* [WRITTEN INSTRUCTION]:
Exactly repeat the full listing that follows.

* [THE RECORDS]:
#####
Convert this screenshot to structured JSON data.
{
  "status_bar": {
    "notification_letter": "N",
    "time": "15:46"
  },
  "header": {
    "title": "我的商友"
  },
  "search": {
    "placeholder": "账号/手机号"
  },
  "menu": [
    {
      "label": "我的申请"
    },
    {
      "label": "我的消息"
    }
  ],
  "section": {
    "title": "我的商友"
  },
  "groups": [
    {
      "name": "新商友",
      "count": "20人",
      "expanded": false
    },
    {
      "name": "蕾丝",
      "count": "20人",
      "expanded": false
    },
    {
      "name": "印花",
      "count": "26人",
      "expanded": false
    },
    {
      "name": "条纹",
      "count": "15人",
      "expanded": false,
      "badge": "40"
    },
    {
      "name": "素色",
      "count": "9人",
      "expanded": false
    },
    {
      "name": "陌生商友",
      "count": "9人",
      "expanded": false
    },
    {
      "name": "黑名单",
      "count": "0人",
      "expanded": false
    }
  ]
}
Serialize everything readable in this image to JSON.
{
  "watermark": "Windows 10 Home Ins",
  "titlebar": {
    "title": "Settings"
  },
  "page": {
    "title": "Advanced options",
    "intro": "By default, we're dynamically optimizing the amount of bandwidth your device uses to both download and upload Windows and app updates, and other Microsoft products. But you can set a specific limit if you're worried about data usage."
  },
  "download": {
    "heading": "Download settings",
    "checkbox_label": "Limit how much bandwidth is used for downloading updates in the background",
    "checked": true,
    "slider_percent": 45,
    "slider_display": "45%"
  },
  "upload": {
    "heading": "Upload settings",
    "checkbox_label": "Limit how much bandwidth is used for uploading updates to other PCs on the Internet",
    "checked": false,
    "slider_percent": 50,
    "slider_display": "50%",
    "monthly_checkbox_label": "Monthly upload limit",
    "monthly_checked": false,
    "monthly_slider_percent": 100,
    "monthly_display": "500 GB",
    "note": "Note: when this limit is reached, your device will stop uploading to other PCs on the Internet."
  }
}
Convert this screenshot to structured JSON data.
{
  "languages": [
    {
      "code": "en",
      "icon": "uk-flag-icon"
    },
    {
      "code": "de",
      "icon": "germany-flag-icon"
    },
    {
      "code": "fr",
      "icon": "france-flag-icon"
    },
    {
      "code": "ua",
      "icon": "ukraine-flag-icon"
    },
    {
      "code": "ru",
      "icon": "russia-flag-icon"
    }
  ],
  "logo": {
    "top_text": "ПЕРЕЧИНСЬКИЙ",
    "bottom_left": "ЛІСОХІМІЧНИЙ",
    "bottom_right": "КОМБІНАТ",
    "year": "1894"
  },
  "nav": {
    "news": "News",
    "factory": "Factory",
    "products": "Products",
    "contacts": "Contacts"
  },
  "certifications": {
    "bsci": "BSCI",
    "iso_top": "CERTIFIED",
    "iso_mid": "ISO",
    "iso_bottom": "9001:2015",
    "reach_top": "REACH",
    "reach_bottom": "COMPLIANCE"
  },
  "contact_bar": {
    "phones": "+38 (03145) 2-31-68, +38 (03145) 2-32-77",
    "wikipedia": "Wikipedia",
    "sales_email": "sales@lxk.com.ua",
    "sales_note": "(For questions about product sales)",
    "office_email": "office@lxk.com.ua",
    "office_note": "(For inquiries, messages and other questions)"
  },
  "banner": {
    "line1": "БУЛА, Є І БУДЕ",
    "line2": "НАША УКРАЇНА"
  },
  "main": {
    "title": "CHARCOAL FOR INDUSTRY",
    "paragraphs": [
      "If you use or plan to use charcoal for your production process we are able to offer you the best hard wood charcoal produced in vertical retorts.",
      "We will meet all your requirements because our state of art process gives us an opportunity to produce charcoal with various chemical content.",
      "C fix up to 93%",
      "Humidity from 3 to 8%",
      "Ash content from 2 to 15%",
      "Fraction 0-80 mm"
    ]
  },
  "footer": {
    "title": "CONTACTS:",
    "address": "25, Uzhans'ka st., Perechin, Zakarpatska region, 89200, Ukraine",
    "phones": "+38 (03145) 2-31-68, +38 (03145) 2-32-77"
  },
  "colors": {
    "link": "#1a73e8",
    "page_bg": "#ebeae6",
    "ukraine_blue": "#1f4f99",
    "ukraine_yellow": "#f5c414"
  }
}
#####
* [ANSWER]:
Convert this screenshot to structured JSON data.
{
  "status_bar": {
    "notification_letter": "N",
    "time": "15:46"
  },
  "header": {
    "title": "我的商友"
  },
  "search": {
    "placeholder": "账号/手机号"
  },
  "menu": [
    {
      "label": "我的申请"
    },
    {
      "label": "我的消息"
    }
  ],
  "section": {
    "title": "我的商友"
  },
  "groups": [
    {
      "name": "新商友",
      "count": "20人",
      "expanded": false
    },
    {
      "name": "蕾丝",
      "count": "20人",
      "expanded": false
    },
    {
      "name": "印花",
      "count": "26人",
      "expanded": false
    },
    {
      "name": "条纹",
      "count": "15人",
      "expanded": false,
      "badge": "40"
    },
    {
      "name": "素色",
      "count": "9人",
      "expanded": false
    },
    {
      "name": "陌生商友",
      "count": "9人",
      "expanded": false
    },
    {
      "name": "黑名单",
      "count": "0人",
      "expanded": false
    }
  ]
}
Serialize everything readable in this image to JSON.
{
  "watermark": "Windows 10 Home Ins",
  "titlebar": {
    "title": "Settings"
  },
  "page": {
    "title": "Advanced options",
    "intro": "By default, we're dynamically optimizing the amount of bandwidth your device uses to both download and upload Windows and app updates, and other Microsoft products. But you can set a specific limit if you're worried about data usage."
  },
  "download": {
    "heading": "Download settings",
    "checkbox_label": "Limit how much bandwidth is used for downloading updates in the background",
    "checked": true,
    "slider_percent": 45,
    "slider_display": "45%"
  },
  "upload": {
    "heading": "Upload settings",
    "checkbox_label": "Limit how much bandwidth is used for uploading updates to other PCs on the Internet",
    "checked": false,
    "slider_percent": 50,
    "slider_display": "50%",
    "monthly_checkbox_label": "Monthly upload limit",
    "monthly_checked": false,
    "monthly_slider_percent": 100,
    "monthly_display": "500 GB",
    "note": "Note: when this limit is reached, your device will stop uploading to other PCs on the Internet."
  }
}
Convert this screenshot to structured JSON data.
{
  "languages": [
    {
      "code": "en",
      "icon": "uk-flag-icon"
    },
    {
      "code": "de",
      "icon": "germany-flag-icon"
    },
    {
      "code": "fr",
      "icon": "france-flag-icon"
    },
    {
      "code": "ua",
      "icon": "ukraine-flag-icon"
    },
    {
      "code": "ru",
      "icon": "russia-flag-icon"
    }
  ],
  "logo": {
    "top_text": "ПЕРЕЧИНСЬКИЙ",
    "bottom_left": "ЛІСОХІМІЧНИЙ",
    "bottom_right": "КОМБІНАТ",
    "year": "1894"
  },
  "nav": {
    "news": "News",
    "factory": "Factory",
    "products": "Products",
    "contacts": "Contacts"
  },
  "certifications": {
    "bsci": "BSCI",
    "iso_top": "CERTIFIED",
    "iso_mid": "ISO",
    "iso_bottom": "9001:2015",
    "reach_top": "REACH",
    "reach_bottom": "COMPLIANCE"
  },
  "contact_bar": {
    "phones": "+38 (03145) 2-31-68, +38 (03145) 2-32-77",
    "wikipedia": "Wikipedia",
    "sales_email": "sales@lxk.com.ua",
    "sales_note": "(For questions about product sales)",
    "office_email": "office@lxk.com.ua",
    "office_note": "(For inquiries, messages and other questions)"
  },
  "banner": {
    "line1": "БУЛА, Є І БУДЕ",
    "line2": "НАША УКРАЇНА"
  },
  "main": {
    "title": "CHARCOAL FOR INDUSTRY",
    "paragraphs": [
      "If you use or plan to use charcoal for your production process we are able to offer you the best hard wood charcoal produced in vertical retorts.",
      "We will meet all your requirements because our state of art process gives us an opportunity to produce charcoal with various chemical content.",
      "C fix up to 93%",
      "Humidity from 3 to 8%",
      "Ash content from 2 to 15%",
      "Fraction 0-80 mm"
    ]
  },
  "footer": {
    "title": "CONTACTS:",
    "address": "25, Uzhans'ka st., Perechin, Zakarpatska region, 89200, Ukraine",
    "phones": "+38 (03145) 2-31-68, +38 (03145) 2-32-77"
  },
  "colors": {
    "link": "#1a73e8",
    "page_bg": "#ebeae6",
    "ukraine_blue": "#1f4f99",
    "ukraine_yellow": "#f5c414"
  }
}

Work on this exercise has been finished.